==== SUPPLIED MATERIAL ====

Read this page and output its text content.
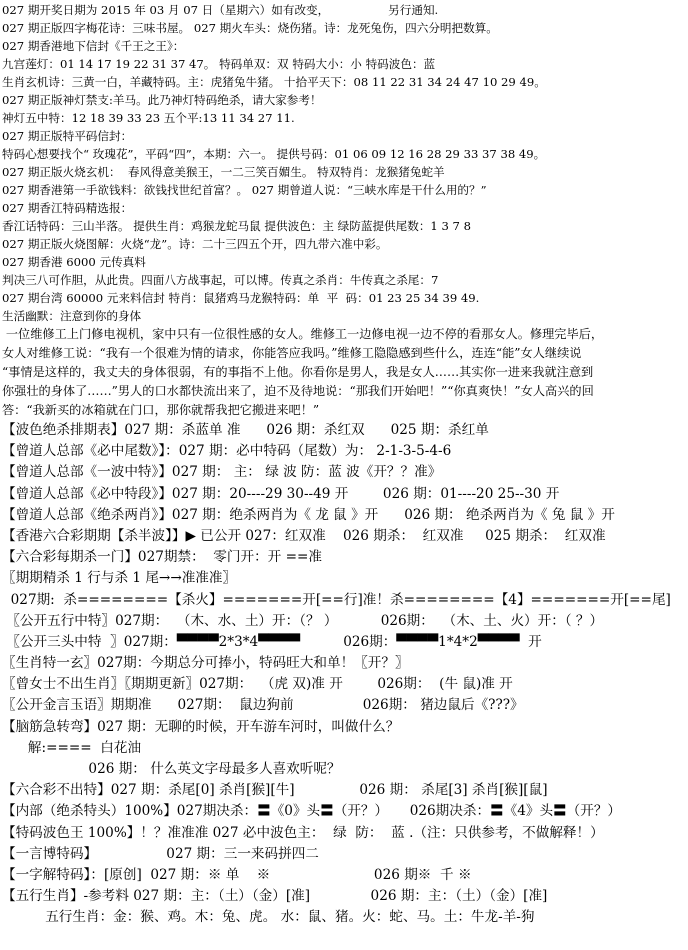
027 期开奖日期为 2015 年 03 月 07 日（星期六）如有改变，                另行通知.
027 期正版四字梅花诗：三味书屋。 027 期火车头：烧伤猪。诗：龙死兔伤，四六分明把数算。
027 期香港地下信封《千王之王》：
九宫莲灯：01 14 17 19 22 31 37 47。 特码单双：双 特码大小：小 特码波色：蓝
生肖玄机诗：三黄一白，羊藏特码。主：虎猪兔牛猪。 十拾平天下：08 11 22 31 34 24 47 10 29 49。
027 期正版神灯禁支:羊马。此乃神灯特码绝杀，请大家参考！
神灯五中特：12 18 39 33 23 五个平:13 11 34 27 11.
027 期正版特平码信封：
特码心想要找个“ 玫瑰花”，平码“四”，本期：六一。 提供号码：01 06 09 12 16 28 29 33 37 38 49。
027 期正版火烧玄机：  春风得意美猴王，一二三笑百媚生。 特双特肖：龙猴猪兔蛇羊
027 期香港第一手欲钱料：欲钱找世纪首富？。 027 期曾道人说：“三峡水库是干什么用的？”
027 期香江特码精选报：
香江话特码：三山半落。 提供生肖：鸡猴龙蛇马鼠 提供波色：主 绿防蓝提供尾数：1 3 7 8
027 期正版火烧图解：火烧“龙”。诗：二十三四五个开，四九带六准中彩。
027 期香港 6000 元传真料
判决三八可作胆，从此贵。四面八方战事起，可以博。传真之杀肖：牛传真之杀尾：7
027 期台湾 60000 元来料信封 特肖：鼠猪鸡马龙猴特码：单  平  码：01 23 25 34 39 49.
生活幽默：注意到你的身体
一位维修工上门修电视机，家中只有一位很性感的女人。维修工一边修电视一边不停的看那女人。修理完毕后，
女人对维修工说：“我有一个很难为情的请求，你能答应我吗。”维修工隐隐感到些什么，连连“能”女人继续说
“事情是这样的，我丈夫的身体很弱，有的事指不上他。你看你是男人，我是女人……其实你一进来我就注意到
你强壮的身体了……”男人的口水都快流出来了，迫不及待地说：“那我们开始吧！”“你真爽快！”女人高兴的回
答：“我新买的冰箱就在门口，那你就帮我把它搬进来吧！”
【波色绝杀排期表】027 期：杀蓝单 准      026 期：杀红双      025 期：杀红单
【曾道人总部《必中尾数》】：027 期：必中特码（尾数）为： 2-1-3-5-4-6
【曾道人总部《一波中特》】027 期： 主： 绿 波 防：蓝 波《开？？准》
【曾道人总部《必中特段》】027 期：20----29 30--49 开        026 期：01----20 25--30 开
【曾道人总部《绝杀两肖》】027 期：绝杀两肖为《 龙 鼠 》开      026 期： 绝杀两肖为《 兔 鼠 》开
【香港六合彩期期【杀半波】】▶ 已公开 027：红双准    026 期杀：  红双准     025 期杀：  红双准
【六合彩每期杀一门】027期禁：  零门开：开 ==准
〖期期精杀 1 行与杀 1 尾→→准准准〗
027期:  杀========【杀火】=======开[==行]准！杀========【4】=======开[==尾]
〖公开五行中特〗027期：  （木、水、土）开：（？ ）          026期：  （木、土、火）开：（ ？）
〖公开三头中特  〗027期：▀▀▀▀2*3*4▀▀▀▀          026期：▀▀▀▀1*4*2▀▀▀▀  开
〖生肖特一玄〗027期：今期总分可捧小，特码旺大和单！〖开？〗
〖曾女士不出生肖〗〖期期更新〗027期：  （虎 双)准 开        026期：  (牛 鼠)准 开
〖公开金言玉语〗期期准      027期：  鼠边狗前                026期： 猪边鼠后《???》
【脑筋急转弯】027 期：无聊的时候，开车游车河时，叫做什么？
解:====  白花油
026 期： 什么英文字母最多人喜欢听呢？
【六合彩不出特】027 期：杀尾[0] 杀肖[猴][牛]               026 期： 杀尾[3] 杀肖[猴][鼠]
【内部（绝杀特头）100%】027期决杀：〓《0》头〓（开？）     026期决杀：〓《4》头〓（开？）
【特码波色王 100%】！？准准准 027 必中波色主：  绿  防：  蓝 .（注：只供参考，不做解释！）
【一言博特码】                027 期：三一来码拼四二
【一字解特码】：[原创]  027 期：※ 单    ※                        026 期※  千 ※
【五行生肖】-参考料 027 期：主：（土）（金）[准]              026 期：主：（土）（金）[准]
五行生肖：金：猴、鸡。木：兔、虎。 水：鼠、猪。火：蛇、马。土：牛龙-羊-狗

====

YOUR TASK: Pull out every line of the entries that includes the word "五行生肖".

RESULT FOR THIS EXERCISE:
【五行生肖】-参考料 027 期：主：（土）（金）[准]              026 期：主：（土）（金）[准]
五行生肖：金：猴、鸡。木：兔、虎。 水：鼠、猪。火：蛇、马。土：牛龙-羊-狗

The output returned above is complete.